### Records for the exercise ###

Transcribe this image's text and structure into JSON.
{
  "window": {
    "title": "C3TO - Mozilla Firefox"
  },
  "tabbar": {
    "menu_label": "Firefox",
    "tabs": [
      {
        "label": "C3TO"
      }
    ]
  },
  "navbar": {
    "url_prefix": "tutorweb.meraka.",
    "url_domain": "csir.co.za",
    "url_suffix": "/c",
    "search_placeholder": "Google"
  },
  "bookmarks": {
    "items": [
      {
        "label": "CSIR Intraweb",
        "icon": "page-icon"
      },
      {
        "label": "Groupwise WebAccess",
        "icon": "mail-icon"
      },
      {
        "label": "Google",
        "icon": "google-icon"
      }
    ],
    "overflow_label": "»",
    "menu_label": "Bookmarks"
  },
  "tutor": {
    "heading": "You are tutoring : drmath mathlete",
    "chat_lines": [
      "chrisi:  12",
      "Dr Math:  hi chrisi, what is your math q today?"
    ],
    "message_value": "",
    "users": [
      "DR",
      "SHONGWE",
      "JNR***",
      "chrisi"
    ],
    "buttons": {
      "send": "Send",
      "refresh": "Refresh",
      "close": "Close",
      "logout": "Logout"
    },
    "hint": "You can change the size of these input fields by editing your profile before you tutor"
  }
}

###

Problem requirements: Write out the data exactly as it stands.

Worked solution:
Transcribe this image's text and structure into JSON.
{
  "window": {
    "title": "C3TO - Mozilla Firefox"
  },
  "tabbar": {
    "menu_label": "Firefox",
    "tabs": [
      {
        "label": "C3TO"
      }
    ]
  },
  "navbar": {
    "url_prefix": "tutorweb.meraka.",
    "url_domain": "csir.co.za",
    "url_suffix": "/c",
    "search_placeholder": "Google"
  },
  "bookmarks": {
    "items": [
      {
        "label": "CSIR Intraweb",
        "icon": "page-icon"
      },
      {
        "label": "Groupwise WebAccess",
        "icon": "mail-icon"
      },
      {
        "label": "Google",
        "icon": "google-icon"
      }
    ],
    "overflow_label": "»",
    "menu_label": "Bookmarks"
  },
  "tutor": {
    "heading": "You are tutoring : drmath mathlete",
    "chat_lines": [
      "chrisi:  12",
      "Dr Math:  hi chrisi, what is your math q today?"
    ],
    "message_value": "",
    "users": [
      "DR",
      "SHONGWE",
      "JNR***",
      "chrisi"
    ],
    "buttons": {
      "send": "Send",
      "refresh": "Refresh",
      "close": "Close",
      "logout": "Logout"
    },
    "hint": "You can change the size of these input fields by editing your profile before you tutor"
  }
}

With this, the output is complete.